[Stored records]
——————
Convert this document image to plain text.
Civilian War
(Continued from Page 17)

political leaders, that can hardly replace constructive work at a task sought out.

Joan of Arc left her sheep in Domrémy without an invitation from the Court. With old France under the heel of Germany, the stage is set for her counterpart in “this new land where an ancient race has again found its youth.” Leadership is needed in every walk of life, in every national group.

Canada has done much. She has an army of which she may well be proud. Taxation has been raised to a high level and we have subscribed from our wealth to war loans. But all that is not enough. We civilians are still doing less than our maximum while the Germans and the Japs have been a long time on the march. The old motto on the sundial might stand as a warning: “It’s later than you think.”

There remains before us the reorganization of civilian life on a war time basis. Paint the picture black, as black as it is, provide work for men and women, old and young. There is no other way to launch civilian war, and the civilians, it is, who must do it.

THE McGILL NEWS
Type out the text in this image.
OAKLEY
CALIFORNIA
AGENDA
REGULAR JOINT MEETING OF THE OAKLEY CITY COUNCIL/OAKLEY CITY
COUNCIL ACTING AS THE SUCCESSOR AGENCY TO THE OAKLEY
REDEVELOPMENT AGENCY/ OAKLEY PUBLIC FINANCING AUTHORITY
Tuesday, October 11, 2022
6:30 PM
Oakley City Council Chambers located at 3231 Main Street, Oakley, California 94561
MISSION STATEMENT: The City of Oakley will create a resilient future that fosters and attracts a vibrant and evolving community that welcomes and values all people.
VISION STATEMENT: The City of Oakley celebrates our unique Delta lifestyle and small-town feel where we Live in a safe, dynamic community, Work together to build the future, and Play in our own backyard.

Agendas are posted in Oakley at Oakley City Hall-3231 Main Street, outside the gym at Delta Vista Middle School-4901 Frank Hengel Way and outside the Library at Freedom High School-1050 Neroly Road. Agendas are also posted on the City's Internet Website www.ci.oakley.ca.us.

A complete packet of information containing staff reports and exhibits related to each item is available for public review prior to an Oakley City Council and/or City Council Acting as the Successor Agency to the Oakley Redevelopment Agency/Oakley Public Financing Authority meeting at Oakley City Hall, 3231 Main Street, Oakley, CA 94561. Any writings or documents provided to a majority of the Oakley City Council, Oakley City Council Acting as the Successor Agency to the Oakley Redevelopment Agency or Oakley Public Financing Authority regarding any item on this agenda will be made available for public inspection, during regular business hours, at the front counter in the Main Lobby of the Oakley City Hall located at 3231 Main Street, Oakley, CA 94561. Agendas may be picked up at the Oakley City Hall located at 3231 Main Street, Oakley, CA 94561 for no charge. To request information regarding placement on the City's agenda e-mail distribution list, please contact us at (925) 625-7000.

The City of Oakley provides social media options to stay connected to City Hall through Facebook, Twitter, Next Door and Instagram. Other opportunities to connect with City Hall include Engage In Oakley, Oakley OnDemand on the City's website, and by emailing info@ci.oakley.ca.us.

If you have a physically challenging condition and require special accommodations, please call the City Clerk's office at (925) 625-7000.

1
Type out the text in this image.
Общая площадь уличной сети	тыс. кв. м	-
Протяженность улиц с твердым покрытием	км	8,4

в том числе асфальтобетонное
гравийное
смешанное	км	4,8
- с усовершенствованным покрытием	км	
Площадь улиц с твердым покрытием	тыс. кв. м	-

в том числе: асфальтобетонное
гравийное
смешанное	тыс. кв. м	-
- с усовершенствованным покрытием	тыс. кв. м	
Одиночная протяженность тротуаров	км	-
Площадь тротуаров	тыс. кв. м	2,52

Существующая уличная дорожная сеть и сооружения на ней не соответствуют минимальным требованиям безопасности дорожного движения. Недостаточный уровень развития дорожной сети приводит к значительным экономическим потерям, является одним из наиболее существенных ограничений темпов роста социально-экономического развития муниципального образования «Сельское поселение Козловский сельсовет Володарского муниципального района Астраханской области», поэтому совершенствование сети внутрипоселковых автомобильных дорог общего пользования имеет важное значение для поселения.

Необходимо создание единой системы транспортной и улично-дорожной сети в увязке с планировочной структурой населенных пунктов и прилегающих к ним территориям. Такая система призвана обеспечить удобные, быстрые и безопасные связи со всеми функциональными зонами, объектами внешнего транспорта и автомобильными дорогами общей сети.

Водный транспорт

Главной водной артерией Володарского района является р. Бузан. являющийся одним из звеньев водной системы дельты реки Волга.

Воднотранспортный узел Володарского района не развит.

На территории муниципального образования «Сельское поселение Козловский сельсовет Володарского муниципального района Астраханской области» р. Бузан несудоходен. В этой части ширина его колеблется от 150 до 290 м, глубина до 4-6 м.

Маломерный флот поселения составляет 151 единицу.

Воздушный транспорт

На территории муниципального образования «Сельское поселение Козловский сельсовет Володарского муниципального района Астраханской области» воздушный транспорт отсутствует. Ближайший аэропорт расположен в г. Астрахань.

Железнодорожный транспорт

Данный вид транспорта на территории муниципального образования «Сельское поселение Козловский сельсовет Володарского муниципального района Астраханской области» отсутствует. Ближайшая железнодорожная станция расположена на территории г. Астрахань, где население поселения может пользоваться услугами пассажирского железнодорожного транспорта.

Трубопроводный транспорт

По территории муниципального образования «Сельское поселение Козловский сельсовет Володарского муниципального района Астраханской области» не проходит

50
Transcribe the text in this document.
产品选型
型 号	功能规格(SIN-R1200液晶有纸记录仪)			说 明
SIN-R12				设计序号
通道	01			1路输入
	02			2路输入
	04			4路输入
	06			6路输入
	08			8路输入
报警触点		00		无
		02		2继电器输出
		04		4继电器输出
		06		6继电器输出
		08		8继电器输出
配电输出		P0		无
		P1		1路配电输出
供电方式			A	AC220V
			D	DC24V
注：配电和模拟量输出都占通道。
——————
# Exercise details
Extract the complete listing verbatim.

# Response
Convert this document image to plain text.
Civilian War
(Continued from Page 17)

political leaders, that can hardly replace constructive work at a task sought out.

Joan of Arc left her sheep in Domrémy without an invitation from the Court. With old France under the heel of Germany, the stage is set for her counterpart in “this new land where an ancient race has again found its youth.” Leadership is needed in every walk of life, in every national group.

Canada has done much. She has an army of which she may well be proud. Taxation has been raised to a high level and we have subscribed from our wealth to war loans. But all that is not enough. We civilians are still doing less than our maximum while the Germans and the Japs have been a long time on the march. The old motto on the sundial might stand as a warning: “It’s later than you think.”

There remains before us the reorganization of civilian life on a war time basis. Paint the picture black, as black as it is, provide work for men and women, old and young. There is no other way to launch civilian war, and the civilians, it is, who must do it.

THE McGILL NEWS
Type out the text in this image.
OAKLEY
CALIFORNIA
AGENDA
REGULAR JOINT MEETING OF THE OAKLEY CITY COUNCIL/OAKLEY CITY
COUNCIL ACTING AS THE SUCCESSOR AGENCY TO THE OAKLEY
REDEVELOPMENT AGENCY/ OAKLEY PUBLIC FINANCING AUTHORITY
Tuesday, October 11, 2022
6:30 PM
Oakley City Council Chambers located at 3231 Main Street, Oakley, California 94561
MISSION STATEMENT: The City of Oakley will create a resilient future that fosters and attracts a vibrant and evolving community that welcomes and values all people.
VISION STATEMENT: The City of Oakley celebrates our unique Delta lifestyle and small-town feel where we Live in a safe, dynamic community, Work together to build the future, and Play in our own backyard.

Agendas are posted in Oakley at Oakley City Hall-3231 Main Street, outside the gym at Delta Vista Middle School-4901 Frank Hengel Way and outside the Library at Freedom High School-1050 Neroly Road. Agendas are also posted on the City's Internet Website www.ci.oakley.ca.us.

A complete packet of information containing staff reports and exhibits related to each item is available for public review prior to an Oakley City Council and/or City Council Acting as the Successor Agency to the Oakley Redevelopment Agency/Oakley Public Financing Authority meeting at Oakley City Hall, 3231 Main Street, Oakley, CA 94561. Any writings or documents provided to a majority of the Oakley City Council, Oakley City Council Acting as the Successor Agency to the Oakley Redevelopment Agency or Oakley Public Financing Authority regarding any item on this agenda will be made available for public inspection, during regular business hours, at the front counter in the Main Lobby of the Oakley City Hall located at 3231 Main Street, Oakley, CA 94561. Agendas may be picked up at the Oakley City Hall located at 3231 Main Street, Oakley, CA 94561 for no charge. To request information regarding placement on the City's agenda e-mail distribution list, please contact us at (925) 625-7000.

The City of Oakley provides social media options to stay connected to City Hall through Facebook, Twitter, Next Door and Instagram. Other opportunities to connect with City Hall include Engage In Oakley, Oakley OnDemand on the City's website, and by emailing info@ci.oakley.ca.us.

If you have a physically challenging condition and require special accommodations, please call the City Clerk's office at (925) 625-7000.

1
Type out the text in this image.
Общая площадь уличной сети	тыс. кв. м	-
Протяженность улиц с твердым покрытием	км	8,4

в том числе асфальтобетонное
гравийное
смешанное	км	4,8
- с усовершенствованным покрытием	км	
Площадь улиц с твердым покрытием	тыс. кв. м	-

в том числе: асфальтобетонное
гравийное
смешанное	тыс. кв. м	-
- с усовершенствованным покрытием	тыс. кв. м	
Одиночная протяженность тротуаров	км	-
Площадь тротуаров	тыс. кв. м	2,52

Существующая уличная дорожная сеть и сооружения на ней не соответствуют минимальным требованиям безопасности дорожного движения. Недостаточный уровень развития дорожной сети приводит к значительным экономическим потерям, является одним из наиболее существенных ограничений темпов роста социально-экономического развития муниципального образования «Сельское поселение Козловский сельсовет Володарского муниципального района Астраханской области», поэтому совершенствование сети внутрипоселковых автомобильных дорог общего пользования имеет важное значение для поселения.

Необходимо создание единой системы транспортной и улично-дорожной сети в увязке с планировочной структурой населенных пунктов и прилегающих к ним территориям. Такая система призвана обеспечить удобные, быстрые и безопасные связи со всеми функциональными зонами, объектами внешнего транспорта и автомобильными дорогами общей сети.

Водный транспорт

Главной водной артерией Володарского района является р. Бузан. являющийся одним из звеньев водной системы дельты реки Волга.

Воднотранспортный узел Володарского района не развит.

На территории муниципального образования «Сельское поселение Козловский сельсовет Володарского муниципального района Астраханской области» р. Бузан несудоходен. В этой части ширина его колеблется от 150 до 290 м, глубина до 4-6 м.

Маломерный флот поселения составляет 151 единицу.

Воздушный транспорт

На территории муниципального образования «Сельское поселение Козловский сельсовет Володарского муниципального района Астраханской области» воздушный транспорт отсутствует. Ближайший аэропорт расположен в г. Астрахань.

Железнодорожный транспорт

Данный вид транспорта на территории муниципального образования «Сельское поселение Козловский сельсовет Володарского муниципального района Астраханской области» отсутствует. Ближайшая железнодорожная станция расположена на территории г. Астрахань, где население поселения может пользоваться услугами пассажирского железнодорожного транспорта.

Трубопроводный транспорт

По территории муниципального образования «Сельское поселение Козловский сельсовет Володарского муниципального района Астраханской области» не проходит

50
Transcribe the text in this document.
产品选型
型 号	功能规格(SIN-R1200液晶有纸记录仪)			说 明
SIN-R12				设计序号
通道	01			1路输入
	02			2路输入
	04			4路输入
	06			6路输入
	08			8路输入
报警触点		00		无
		02		2继电器输出
		04		4继电器输出
		06		6继电器输出
		08		8继电器输出
配电输出		P0		无
		P1		1路配电输出
供电方式			A	AC220V
			D	DC24V
注：配电和模拟量输出都占通道。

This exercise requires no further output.